WORK TO BE COMPLETED:
Pictures don't belong in the copy; print all the records exactly.

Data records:
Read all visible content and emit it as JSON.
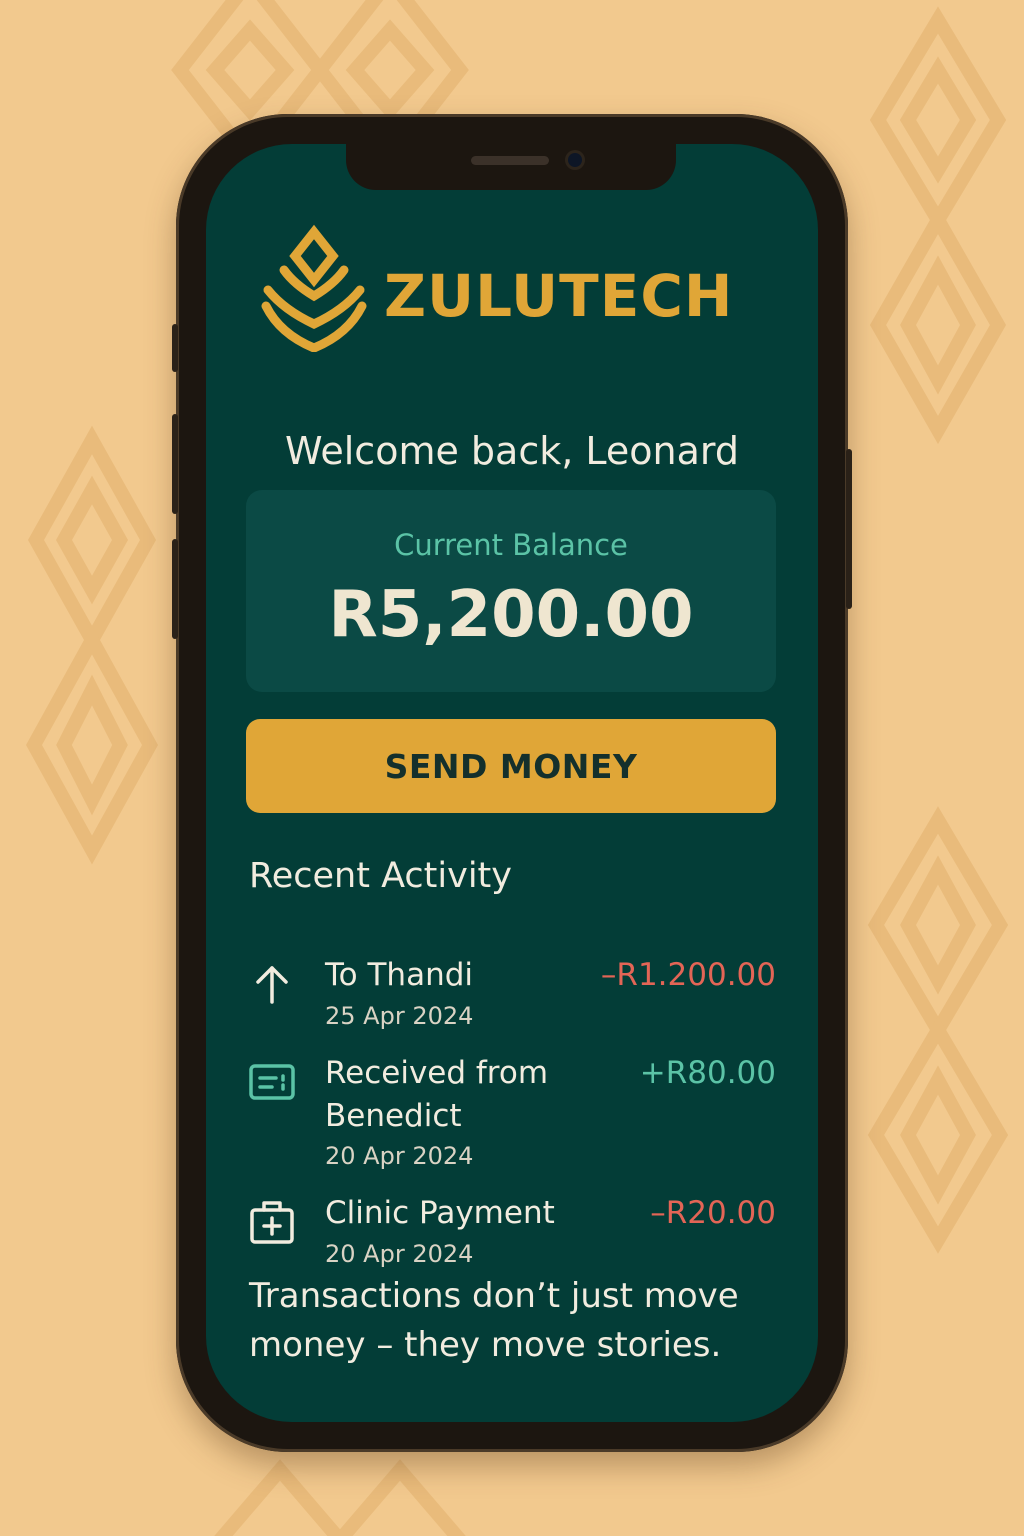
{
  "app": {
    "brand_name": "ZULUTECH",
    "colors": {
      "primary_bg": "#033d37",
      "accent": "#e0a637",
      "positive": "#5bc3a6",
      "negative": "#e36556"
    }
  },
  "header": {
    "welcome": "Welcome back, Leonard"
  },
  "balance": {
    "label": "Current Balance",
    "amount": "R5,200.00"
  },
  "actions": {
    "send_money_label": "SEND MONEY"
  },
  "activity": {
    "title": "Recent Activity",
    "transactions": [
      {
        "icon": "arrow-up-icon",
        "description": "To Thandi",
        "date": "25 Apr 2024",
        "amount": "–R1.200.00",
        "direction": "out"
      },
      {
        "icon": "receipt-card-icon",
        "description": "Received from Benedict",
        "date": "20 Apr 2024",
        "amount": "+R80.00",
        "direction": "in"
      },
      {
        "icon": "medical-kit-icon",
        "description": "Clinic Payment",
        "date": "20 Apr 2024",
        "amount": "–R20.00",
        "direction": "out"
      }
    ]
  },
  "footer": {
    "quote": "Transactions don’t just move money – they move stories."
  }
}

RIGHT ANSWER:
Read all visible content and emit it as JSON.
{
  "app": {
    "brand_name": "ZULUTECH",
    "colors": {
      "primary_bg": "#033d37",
      "accent": "#e0a637",
      "positive": "#5bc3a6",
      "negative": "#e36556"
    }
  },
  "header": {
    "welcome": "Welcome back, Leonard"
  },
  "balance": {
    "label": "Current Balance",
    "amount": "R5,200.00"
  },
  "actions": {
    "send_money_label": "SEND MONEY"
  },
  "activity": {
    "title": "Recent Activity",
    "transactions": [
      {
        "icon": "arrow-up-icon",
        "description": "To Thandi",
        "date": "25 Apr 2024",
        "amount": "–R1.200.00",
        "direction": "out"
      },
      {
        "icon": "receipt-card-icon",
        "description": "Received from Benedict",
        "date": "20 Apr 2024",
        "amount": "+R80.00",
        "direction": "in"
      },
      {
        "icon": "medical-kit-icon",
        "description": "Clinic Payment",
        "date": "20 Apr 2024",
        "amount": "–R20.00",
        "direction": "out"
      }
    ]
  },
  "footer": {
    "quote": "Transactions don’t just move money – they move stories."
  }
}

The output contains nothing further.